### GIVEN REQUEST
Restate the whole listing exactly.

### TASK INPUT
──────

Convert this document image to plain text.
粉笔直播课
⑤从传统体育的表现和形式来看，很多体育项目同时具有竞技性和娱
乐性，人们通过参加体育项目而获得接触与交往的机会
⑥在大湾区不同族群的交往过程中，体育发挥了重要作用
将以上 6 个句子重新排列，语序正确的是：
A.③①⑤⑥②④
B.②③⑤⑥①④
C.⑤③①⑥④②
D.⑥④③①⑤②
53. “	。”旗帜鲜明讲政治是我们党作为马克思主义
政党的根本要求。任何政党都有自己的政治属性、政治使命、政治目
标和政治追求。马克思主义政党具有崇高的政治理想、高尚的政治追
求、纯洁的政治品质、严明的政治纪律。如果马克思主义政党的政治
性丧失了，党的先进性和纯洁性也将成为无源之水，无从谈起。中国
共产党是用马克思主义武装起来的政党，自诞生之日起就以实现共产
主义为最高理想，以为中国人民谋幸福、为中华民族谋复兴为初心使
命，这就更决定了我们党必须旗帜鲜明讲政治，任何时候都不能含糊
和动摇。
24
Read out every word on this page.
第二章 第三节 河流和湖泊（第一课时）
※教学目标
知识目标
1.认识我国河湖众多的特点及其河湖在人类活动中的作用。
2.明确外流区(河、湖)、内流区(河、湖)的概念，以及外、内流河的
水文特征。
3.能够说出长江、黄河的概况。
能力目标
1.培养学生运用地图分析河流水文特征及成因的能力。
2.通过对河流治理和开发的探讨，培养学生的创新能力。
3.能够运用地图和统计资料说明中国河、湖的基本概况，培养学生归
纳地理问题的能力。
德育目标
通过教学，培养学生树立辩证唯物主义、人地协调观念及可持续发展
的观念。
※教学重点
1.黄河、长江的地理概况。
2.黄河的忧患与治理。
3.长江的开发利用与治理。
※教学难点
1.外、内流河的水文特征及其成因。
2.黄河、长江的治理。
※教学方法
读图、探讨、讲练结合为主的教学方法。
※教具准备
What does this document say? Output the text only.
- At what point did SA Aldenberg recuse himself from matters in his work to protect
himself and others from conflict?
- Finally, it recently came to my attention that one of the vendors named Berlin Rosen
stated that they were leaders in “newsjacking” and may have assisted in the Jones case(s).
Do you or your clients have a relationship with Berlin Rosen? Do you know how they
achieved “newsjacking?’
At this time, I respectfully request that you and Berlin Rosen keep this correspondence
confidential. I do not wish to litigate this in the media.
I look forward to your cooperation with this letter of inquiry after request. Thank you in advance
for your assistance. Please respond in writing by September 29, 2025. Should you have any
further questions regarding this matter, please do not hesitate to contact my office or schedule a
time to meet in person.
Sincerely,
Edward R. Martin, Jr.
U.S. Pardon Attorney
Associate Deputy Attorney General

──────

### EXERCISE RESULT
Convert this document image to plain text.
粉笔直播课
⑤从传统体育的表现和形式来看，很多体育项目同时具有竞技性和娱
乐性，人们通过参加体育项目而获得接触与交往的机会
⑥在大湾区不同族群的交往过程中，体育发挥了重要作用
将以上 6 个句子重新排列，语序正确的是：
A.③①⑤⑥②④
B.②③⑤⑥①④
C.⑤③①⑥④②
D.⑥④③①⑤②
53. “	。”旗帜鲜明讲政治是我们党作为马克思主义
政党的根本要求。任何政党都有自己的政治属性、政治使命、政治目
标和政治追求。马克思主义政党具有崇高的政治理想、高尚的政治追
求、纯洁的政治品质、严明的政治纪律。如果马克思主义政党的政治
性丧失了，党的先进性和纯洁性也将成为无源之水，无从谈起。中国
共产党是用马克思主义武装起来的政党，自诞生之日起就以实现共产
主义为最高理想，以为中国人民谋幸福、为中华民族谋复兴为初心使
命，这就更决定了我们党必须旗帜鲜明讲政治，任何时候都不能含糊
和动摇。
24
Read out every word on this page.
第二章 第三节 河流和湖泊（第一课时）
※教学目标
知识目标
1.认识我国河湖众多的特点及其河湖在人类活动中的作用。
2.明确外流区(河、湖)、内流区(河、湖)的概念，以及外、内流河的
水文特征。
3.能够说出长江、黄河的概况。
能力目标
1.培养学生运用地图分析河流水文特征及成因的能力。
2.通过对河流治理和开发的探讨，培养学生的创新能力。
3.能够运用地图和统计资料说明中国河、湖的基本概况，培养学生归
纳地理问题的能力。
德育目标
通过教学，培养学生树立辩证唯物主义、人地协调观念及可持续发展
的观念。
※教学重点
1.黄河、长江的地理概况。
2.黄河的忧患与治理。
3.长江的开发利用与治理。
※教学难点
1.外、内流河的水文特征及其成因。
2.黄河、长江的治理。
※教学方法
读图、探讨、讲练结合为主的教学方法。
※教具准备
What does this document say? Output the text only.
- At what point did SA Aldenberg recuse himself from matters in his work to protect
himself and others from conflict?
- Finally, it recently came to my attention that one of the vendors named Berlin Rosen
stated that they were leaders in “newsjacking” and may have assisted in the Jones case(s).
Do you or your clients have a relationship with Berlin Rosen? Do you know how they
achieved “newsjacking?’
At this time, I respectfully request that you and Berlin Rosen keep this correspondence
confidential. I do not wish to litigate this in the media.
I look forward to your cooperation with this letter of inquiry after request. Thank you in advance
for your assistance. Please respond in writing by September 29, 2025. Should you have any
further questions regarding this matter, please do not hesitate to contact my office or schedule a
time to meet in person.
Sincerely,
Edward R. Martin, Jr.
U.S. Pardon Attorney
Associate Deputy Attorney General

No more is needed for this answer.